Scan the following material for the string "모두에게" and copy each line in which it appears.

──────── Raw data ────────

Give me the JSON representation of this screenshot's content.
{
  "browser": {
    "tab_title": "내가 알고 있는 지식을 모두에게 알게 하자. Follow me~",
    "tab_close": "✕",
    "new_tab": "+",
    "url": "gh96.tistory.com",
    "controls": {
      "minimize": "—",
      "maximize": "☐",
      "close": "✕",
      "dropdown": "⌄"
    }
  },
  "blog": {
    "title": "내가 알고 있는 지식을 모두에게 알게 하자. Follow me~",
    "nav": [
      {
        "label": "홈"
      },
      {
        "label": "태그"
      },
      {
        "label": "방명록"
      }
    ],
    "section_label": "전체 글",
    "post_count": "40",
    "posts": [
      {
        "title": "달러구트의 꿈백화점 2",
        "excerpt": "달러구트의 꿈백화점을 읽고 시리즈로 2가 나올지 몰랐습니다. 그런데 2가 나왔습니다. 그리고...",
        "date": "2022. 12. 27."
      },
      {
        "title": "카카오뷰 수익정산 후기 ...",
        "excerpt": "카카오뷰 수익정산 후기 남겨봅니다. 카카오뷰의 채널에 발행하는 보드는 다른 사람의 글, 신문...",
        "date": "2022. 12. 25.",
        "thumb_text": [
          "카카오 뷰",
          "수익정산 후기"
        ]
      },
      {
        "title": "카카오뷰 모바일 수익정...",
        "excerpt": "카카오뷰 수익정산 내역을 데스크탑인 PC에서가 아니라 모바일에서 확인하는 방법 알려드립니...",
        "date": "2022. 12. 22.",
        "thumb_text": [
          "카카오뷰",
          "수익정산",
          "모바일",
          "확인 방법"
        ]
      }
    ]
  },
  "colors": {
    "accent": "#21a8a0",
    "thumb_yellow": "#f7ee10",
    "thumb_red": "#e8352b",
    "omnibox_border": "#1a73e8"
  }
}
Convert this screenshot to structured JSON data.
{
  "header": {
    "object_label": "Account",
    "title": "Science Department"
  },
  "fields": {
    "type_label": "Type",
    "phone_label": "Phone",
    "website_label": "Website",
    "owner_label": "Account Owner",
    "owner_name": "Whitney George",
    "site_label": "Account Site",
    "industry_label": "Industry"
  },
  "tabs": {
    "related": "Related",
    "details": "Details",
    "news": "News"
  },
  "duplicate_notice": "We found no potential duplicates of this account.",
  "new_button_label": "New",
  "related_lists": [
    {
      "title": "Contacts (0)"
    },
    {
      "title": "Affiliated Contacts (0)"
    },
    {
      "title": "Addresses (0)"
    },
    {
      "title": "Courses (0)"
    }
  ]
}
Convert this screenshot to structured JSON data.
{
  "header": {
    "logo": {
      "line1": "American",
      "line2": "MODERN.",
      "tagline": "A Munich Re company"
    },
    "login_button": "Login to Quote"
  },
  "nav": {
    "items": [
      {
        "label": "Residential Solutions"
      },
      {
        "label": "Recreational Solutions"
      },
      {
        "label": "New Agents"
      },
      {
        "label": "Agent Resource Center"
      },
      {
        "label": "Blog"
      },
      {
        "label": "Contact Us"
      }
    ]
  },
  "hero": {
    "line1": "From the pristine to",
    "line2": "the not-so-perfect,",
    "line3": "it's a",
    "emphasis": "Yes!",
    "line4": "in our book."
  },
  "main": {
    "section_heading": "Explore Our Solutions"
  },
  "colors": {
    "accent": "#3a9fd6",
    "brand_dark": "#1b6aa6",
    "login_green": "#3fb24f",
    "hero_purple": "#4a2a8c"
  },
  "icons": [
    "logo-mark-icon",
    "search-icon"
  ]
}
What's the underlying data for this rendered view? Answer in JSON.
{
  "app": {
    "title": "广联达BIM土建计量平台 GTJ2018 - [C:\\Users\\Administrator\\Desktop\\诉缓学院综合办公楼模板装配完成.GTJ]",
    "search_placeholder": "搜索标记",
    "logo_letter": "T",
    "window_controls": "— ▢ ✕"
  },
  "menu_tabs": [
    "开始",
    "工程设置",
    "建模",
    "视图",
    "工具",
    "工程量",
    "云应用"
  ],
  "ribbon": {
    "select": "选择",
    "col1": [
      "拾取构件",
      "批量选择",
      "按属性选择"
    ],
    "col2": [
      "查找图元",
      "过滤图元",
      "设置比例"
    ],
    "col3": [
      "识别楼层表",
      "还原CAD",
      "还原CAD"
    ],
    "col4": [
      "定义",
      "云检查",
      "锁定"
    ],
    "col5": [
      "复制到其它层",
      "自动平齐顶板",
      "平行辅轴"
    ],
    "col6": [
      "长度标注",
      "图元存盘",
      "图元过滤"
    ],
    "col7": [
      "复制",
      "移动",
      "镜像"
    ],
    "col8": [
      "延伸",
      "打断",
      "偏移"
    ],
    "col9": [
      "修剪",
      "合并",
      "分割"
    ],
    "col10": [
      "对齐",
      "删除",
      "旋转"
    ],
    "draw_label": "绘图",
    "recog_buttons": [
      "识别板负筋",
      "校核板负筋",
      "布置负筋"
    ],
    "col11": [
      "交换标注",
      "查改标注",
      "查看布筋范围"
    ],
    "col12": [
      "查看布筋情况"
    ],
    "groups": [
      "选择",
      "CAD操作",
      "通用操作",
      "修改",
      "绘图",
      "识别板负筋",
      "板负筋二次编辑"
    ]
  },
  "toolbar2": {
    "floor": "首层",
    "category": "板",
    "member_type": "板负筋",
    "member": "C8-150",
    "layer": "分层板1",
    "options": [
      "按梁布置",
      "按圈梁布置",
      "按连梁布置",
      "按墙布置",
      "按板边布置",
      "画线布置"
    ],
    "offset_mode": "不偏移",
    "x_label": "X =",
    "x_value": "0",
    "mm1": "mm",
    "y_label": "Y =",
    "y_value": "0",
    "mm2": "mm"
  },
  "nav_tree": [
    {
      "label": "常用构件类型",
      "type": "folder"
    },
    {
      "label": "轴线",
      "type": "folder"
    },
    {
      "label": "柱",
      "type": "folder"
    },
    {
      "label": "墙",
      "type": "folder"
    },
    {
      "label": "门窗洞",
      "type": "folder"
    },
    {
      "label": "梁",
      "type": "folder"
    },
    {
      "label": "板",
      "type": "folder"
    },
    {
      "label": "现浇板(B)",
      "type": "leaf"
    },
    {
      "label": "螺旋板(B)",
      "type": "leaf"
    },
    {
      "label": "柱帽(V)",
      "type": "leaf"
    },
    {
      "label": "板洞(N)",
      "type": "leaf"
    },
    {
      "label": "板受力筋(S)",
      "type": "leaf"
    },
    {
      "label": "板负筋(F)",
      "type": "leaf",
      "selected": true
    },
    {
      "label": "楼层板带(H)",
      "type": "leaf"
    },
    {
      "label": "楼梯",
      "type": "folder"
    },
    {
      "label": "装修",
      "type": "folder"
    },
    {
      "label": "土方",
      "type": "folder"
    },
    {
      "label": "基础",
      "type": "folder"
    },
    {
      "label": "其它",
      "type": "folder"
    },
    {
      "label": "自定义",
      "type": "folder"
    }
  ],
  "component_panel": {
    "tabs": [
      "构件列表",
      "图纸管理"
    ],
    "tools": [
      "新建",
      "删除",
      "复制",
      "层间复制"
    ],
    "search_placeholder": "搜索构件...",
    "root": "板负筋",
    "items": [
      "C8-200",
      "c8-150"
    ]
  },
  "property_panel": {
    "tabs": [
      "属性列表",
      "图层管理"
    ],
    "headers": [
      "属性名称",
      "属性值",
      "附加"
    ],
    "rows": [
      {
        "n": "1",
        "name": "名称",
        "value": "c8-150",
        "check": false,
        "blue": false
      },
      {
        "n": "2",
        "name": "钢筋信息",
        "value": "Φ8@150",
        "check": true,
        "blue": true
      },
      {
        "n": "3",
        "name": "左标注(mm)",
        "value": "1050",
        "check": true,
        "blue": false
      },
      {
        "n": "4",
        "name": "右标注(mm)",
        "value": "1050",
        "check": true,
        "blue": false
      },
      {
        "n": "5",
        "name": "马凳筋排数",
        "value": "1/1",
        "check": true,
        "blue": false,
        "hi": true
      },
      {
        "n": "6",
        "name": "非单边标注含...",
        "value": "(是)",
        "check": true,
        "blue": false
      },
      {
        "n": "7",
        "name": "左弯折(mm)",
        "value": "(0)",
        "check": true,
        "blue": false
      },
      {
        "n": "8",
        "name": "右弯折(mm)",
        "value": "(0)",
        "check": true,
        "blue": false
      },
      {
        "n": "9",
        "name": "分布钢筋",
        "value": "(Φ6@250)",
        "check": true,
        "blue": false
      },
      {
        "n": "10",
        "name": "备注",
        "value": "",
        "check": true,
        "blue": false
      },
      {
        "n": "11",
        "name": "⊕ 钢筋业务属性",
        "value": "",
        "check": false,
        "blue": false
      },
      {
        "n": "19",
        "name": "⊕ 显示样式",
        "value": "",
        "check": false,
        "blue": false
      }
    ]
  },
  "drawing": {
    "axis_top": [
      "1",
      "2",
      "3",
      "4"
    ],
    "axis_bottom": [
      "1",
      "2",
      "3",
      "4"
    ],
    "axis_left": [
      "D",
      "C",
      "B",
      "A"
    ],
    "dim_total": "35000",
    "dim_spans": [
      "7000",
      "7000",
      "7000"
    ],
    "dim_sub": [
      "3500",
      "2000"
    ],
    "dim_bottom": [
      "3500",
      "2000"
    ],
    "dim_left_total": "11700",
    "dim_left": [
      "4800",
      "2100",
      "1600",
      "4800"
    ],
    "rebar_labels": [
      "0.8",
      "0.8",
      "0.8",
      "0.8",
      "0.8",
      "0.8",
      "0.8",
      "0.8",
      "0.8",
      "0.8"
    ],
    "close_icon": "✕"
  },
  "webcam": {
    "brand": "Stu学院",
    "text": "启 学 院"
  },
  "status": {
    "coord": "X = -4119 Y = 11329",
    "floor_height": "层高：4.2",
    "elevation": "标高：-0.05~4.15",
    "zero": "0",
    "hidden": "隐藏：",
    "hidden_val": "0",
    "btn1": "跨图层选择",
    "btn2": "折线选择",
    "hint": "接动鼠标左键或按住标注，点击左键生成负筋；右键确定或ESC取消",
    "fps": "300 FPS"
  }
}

────────

▶ _In response_:
    "tab_title": "내가 알고 있는 지식을 모두에게 알게 하자. Follow me~",
    "title": "내가 알고 있는 지식을 모두에게 알게 하자. Follow me~",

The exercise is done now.